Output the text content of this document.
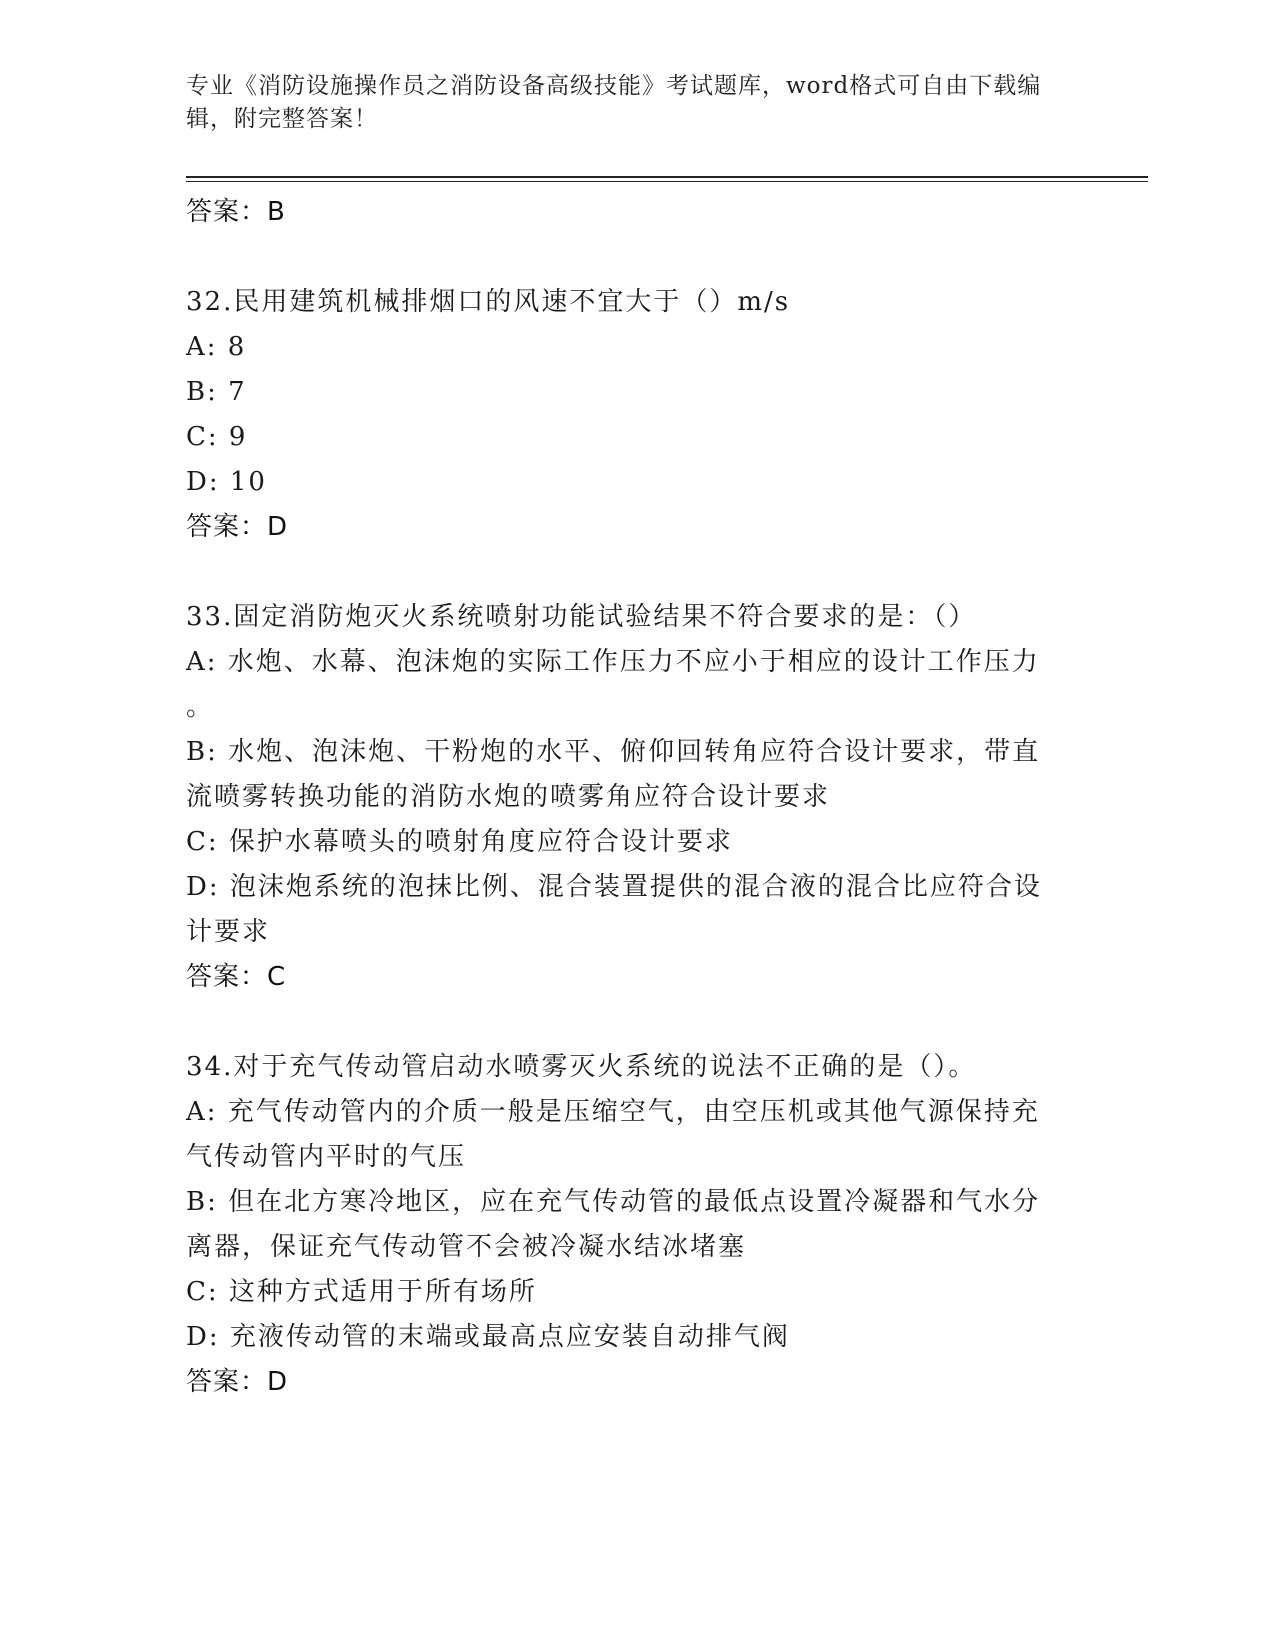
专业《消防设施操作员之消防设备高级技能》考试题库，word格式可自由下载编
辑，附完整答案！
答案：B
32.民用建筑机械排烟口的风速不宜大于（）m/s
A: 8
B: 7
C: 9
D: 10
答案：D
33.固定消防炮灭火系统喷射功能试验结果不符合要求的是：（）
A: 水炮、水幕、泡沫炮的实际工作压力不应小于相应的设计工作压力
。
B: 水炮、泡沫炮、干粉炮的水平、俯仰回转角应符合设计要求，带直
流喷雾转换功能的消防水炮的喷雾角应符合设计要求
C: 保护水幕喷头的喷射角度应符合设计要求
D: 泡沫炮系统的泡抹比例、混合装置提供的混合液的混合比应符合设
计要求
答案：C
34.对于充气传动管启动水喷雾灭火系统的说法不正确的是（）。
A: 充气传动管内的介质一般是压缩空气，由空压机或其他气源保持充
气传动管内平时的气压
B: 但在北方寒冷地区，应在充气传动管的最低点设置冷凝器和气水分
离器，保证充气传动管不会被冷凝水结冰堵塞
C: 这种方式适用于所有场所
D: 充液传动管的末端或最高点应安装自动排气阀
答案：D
---*---
[Aim]: Copy the material shown above in full and exactly. Skip the pictures.

[Response to this exercise]:
Output the text content of this document.
专业《消防设施操作员之消防设备高级技能》考试题库，word格式可自由下载编
辑，附完整答案！
答案：B
32.民用建筑机械排烟口的风速不宜大于（）m/s
A: 8
B: 7
C: 9
D: 10
答案：D
33.固定消防炮灭火系统喷射功能试验结果不符合要求的是：（）
A: 水炮、水幕、泡沫炮的实际工作压力不应小于相应的设计工作压力
。
B: 水炮、泡沫炮、干粉炮的水平、俯仰回转角应符合设计要求，带直
流喷雾转换功能的消防水炮的喷雾角应符合设计要求
C: 保护水幕喷头的喷射角度应符合设计要求
D: 泡沫炮系统的泡抹比例、混合装置提供的混合液的混合比应符合设
计要求
答案：C
34.对于充气传动管启动水喷雾灭火系统的说法不正确的是（）。
A: 充气传动管内的介质一般是压缩空气，由空压机或其他气源保持充
气传动管内平时的气压
B: 但在北方寒冷地区，应在充气传动管的最低点设置冷凝器和气水分
离器，保证充气传动管不会被冷凝水结冰堵塞
C: 这种方式适用于所有场所
D: 充液传动管的末端或最高点应安装自动排气阀
答案：D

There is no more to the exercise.